### What is being asked
Return every entry exactly as written.

Chart and figure data
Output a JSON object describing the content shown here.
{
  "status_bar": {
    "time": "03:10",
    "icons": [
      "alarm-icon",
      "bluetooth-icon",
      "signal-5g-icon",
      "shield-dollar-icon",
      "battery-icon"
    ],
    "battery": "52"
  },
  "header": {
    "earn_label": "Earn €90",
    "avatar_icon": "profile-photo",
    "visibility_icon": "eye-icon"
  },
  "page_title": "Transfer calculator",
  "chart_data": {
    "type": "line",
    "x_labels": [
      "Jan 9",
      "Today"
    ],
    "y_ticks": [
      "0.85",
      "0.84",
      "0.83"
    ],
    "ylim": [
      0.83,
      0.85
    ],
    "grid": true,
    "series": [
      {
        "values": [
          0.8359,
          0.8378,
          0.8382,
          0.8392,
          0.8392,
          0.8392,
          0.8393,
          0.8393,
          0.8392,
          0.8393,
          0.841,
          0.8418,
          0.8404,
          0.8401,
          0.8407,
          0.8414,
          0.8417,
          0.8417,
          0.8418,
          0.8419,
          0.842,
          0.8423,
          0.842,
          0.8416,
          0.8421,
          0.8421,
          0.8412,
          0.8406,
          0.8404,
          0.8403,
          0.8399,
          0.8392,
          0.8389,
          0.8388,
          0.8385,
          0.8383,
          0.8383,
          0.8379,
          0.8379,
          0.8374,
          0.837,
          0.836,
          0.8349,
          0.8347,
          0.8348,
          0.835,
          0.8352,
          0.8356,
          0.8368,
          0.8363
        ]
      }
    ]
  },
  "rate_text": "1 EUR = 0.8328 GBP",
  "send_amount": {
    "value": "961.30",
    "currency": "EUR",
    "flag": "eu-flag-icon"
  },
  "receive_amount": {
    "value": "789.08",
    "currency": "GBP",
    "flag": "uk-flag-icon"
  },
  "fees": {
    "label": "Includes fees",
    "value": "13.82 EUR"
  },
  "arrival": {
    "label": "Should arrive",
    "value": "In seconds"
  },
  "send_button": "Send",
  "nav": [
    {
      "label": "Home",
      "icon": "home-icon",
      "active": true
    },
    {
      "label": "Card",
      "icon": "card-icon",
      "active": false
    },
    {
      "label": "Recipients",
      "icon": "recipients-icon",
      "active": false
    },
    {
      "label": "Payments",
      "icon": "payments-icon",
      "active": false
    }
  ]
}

### Worked answer
Output a JSON object describing the content shown here.
{
  "status_bar": {
    "time": "03:10",
    "icons": [
      "alarm-icon",
      "bluetooth-icon",
      "signal-5g-icon",
      "shield-dollar-icon",
      "battery-icon"
    ],
    "battery": "52"
  },
  "header": {
    "earn_label": "Earn €90",
    "avatar_icon": "profile-photo",
    "visibility_icon": "eye-icon"
  },
  "page_title": "Transfer calculator",
  "chart_data": {
    "type": "line",
    "x_labels": [
      "Jan 9",
      "Today"
    ],
    "y_ticks": [
      "0.85",
      "0.84",
      "0.83"
    ],
    "ylim": [
      0.83,
      0.85
    ],
    "grid": true,
    "series": [
      {
        "values": [
          0.8359,
          0.8378,
          0.8382,
          0.8392,
          0.8392,
          0.8392,
          0.8393,
          0.8393,
          0.8392,
          0.8393,
          0.841,
          0.8418,
          0.8404,
          0.8401,
          0.8407,
          0.8414,
          0.8417,
          0.8417,
          0.8418,
          0.8419,
          0.842,
          0.8423,
          0.842,
          0.8416,
          0.8421,
          0.8421,
          0.8412,
          0.8406,
          0.8404,
          0.8403,
          0.8399,
          0.8392,
          0.8389,
          0.8388,
          0.8385,
          0.8383,
          0.8383,
          0.8379,
          0.8379,
          0.8374,
          0.837,
          0.836,
          0.8349,
          0.8347,
          0.8348,
          0.835,
          0.8352,
          0.8356,
          0.8368,
          0.8363
        ]
      }
    ]
  },
  "rate_text": "1 EUR = 0.8328 GBP",
  "send_amount": {
    "value": "961.30",
    "currency": "EUR",
    "flag": "eu-flag-icon"
  },
  "receive_amount": {
    "value": "789.08",
    "currency": "GBP",
    "flag": "uk-flag-icon"
  },
  "fees": {
    "label": "Includes fees",
    "value": "13.82 EUR"
  },
  "arrival": {
    "label": "Should arrive",
    "value": "In seconds"
  },
  "send_button": "Send",
  "nav": [
    {
      "label": "Home",
      "icon": "home-icon",
      "active": true
    },
    {
      "label": "Card",
      "icon": "card-icon",
      "active": false
    },
    {
      "label": "Recipients",
      "icon": "recipients-icon",
      "active": false
    },
    {
      "label": "Payments",
      "icon": "payments-icon",
      "active": false
    }
  ]
}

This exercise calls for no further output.